(Dataset excerpt)
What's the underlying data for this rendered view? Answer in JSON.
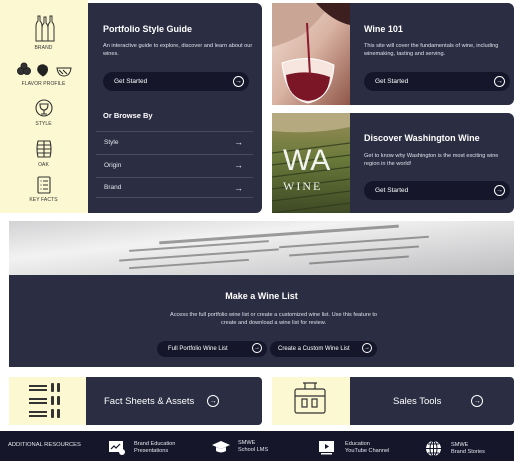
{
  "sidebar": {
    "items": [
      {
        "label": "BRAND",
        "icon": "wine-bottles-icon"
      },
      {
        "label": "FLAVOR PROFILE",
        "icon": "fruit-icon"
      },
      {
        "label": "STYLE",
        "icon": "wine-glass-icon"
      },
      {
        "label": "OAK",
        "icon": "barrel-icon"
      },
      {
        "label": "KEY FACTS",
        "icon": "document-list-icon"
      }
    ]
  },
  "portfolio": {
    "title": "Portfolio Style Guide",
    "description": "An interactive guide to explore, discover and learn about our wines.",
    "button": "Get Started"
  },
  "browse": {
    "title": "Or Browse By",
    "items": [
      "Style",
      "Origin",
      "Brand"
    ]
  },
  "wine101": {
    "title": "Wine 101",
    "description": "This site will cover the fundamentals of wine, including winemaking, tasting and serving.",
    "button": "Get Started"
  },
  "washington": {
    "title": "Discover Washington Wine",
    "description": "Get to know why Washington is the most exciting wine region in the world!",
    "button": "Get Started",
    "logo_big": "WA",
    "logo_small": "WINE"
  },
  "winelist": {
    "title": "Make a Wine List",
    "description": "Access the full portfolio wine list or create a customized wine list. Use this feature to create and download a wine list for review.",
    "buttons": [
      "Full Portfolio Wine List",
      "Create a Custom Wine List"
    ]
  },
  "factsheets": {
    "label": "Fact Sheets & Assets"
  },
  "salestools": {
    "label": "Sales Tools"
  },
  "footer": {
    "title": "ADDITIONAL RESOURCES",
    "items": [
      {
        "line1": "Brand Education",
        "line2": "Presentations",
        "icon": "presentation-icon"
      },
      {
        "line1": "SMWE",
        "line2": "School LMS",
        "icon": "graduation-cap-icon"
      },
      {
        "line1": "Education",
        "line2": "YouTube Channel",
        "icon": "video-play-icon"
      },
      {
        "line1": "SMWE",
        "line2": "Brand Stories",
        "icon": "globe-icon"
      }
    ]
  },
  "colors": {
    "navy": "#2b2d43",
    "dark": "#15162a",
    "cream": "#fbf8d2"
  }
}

--

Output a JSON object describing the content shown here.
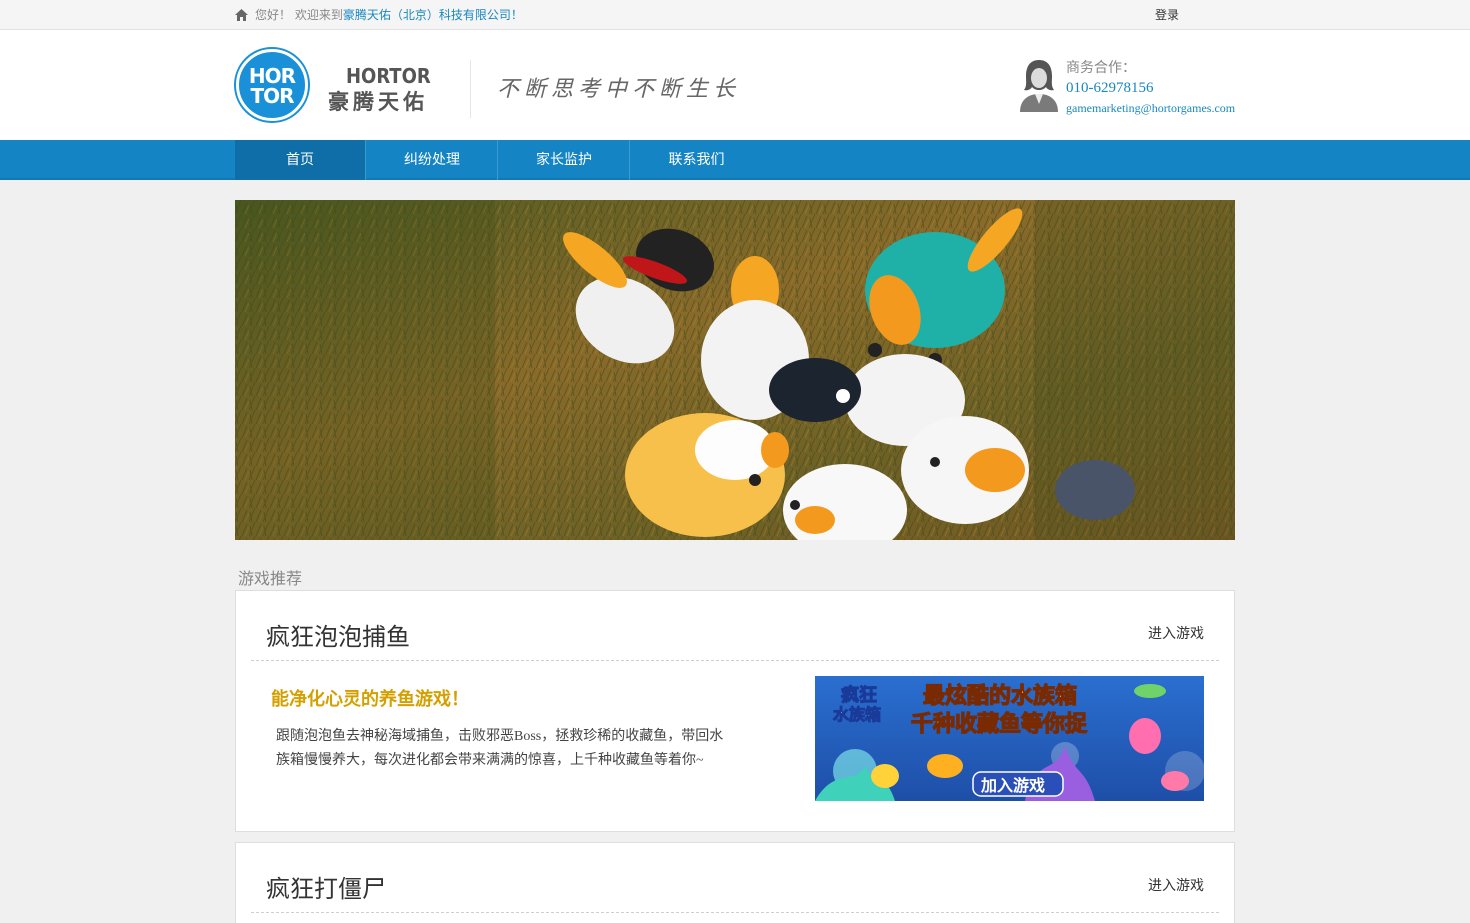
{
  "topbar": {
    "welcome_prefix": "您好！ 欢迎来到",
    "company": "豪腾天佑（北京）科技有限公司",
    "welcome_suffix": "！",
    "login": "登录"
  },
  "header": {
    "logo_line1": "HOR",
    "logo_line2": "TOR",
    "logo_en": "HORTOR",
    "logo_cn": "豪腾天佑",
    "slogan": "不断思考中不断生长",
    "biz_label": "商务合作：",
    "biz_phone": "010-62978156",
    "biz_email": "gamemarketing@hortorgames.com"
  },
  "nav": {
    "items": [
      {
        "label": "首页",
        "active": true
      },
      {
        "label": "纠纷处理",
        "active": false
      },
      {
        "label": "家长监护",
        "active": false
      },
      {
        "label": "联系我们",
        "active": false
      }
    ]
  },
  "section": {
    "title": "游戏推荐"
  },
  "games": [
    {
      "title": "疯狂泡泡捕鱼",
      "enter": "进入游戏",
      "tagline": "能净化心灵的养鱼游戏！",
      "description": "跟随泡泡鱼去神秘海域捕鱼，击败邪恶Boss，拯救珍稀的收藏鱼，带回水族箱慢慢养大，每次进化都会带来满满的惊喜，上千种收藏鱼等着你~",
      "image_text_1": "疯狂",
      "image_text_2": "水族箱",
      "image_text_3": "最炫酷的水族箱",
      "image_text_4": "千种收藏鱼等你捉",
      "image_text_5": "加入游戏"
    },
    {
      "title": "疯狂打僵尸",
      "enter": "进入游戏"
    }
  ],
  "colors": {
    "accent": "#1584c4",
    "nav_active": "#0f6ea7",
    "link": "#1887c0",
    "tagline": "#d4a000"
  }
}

◆ Exercise task ◆
Pull out each line holding the string "icon".

◆ Completed exercise ◆
        "icon": "wine-bottles-icon"
        "icon": "fruit-icon"
        "icon": "wine-glass-icon"
        "icon": "barrel-icon"
        "icon": "document-list-icon"
        "icon": "presentation-icon"
        "icon": "graduation-cap-icon"
        "icon": "video-play-icon"
        "icon": "globe-icon"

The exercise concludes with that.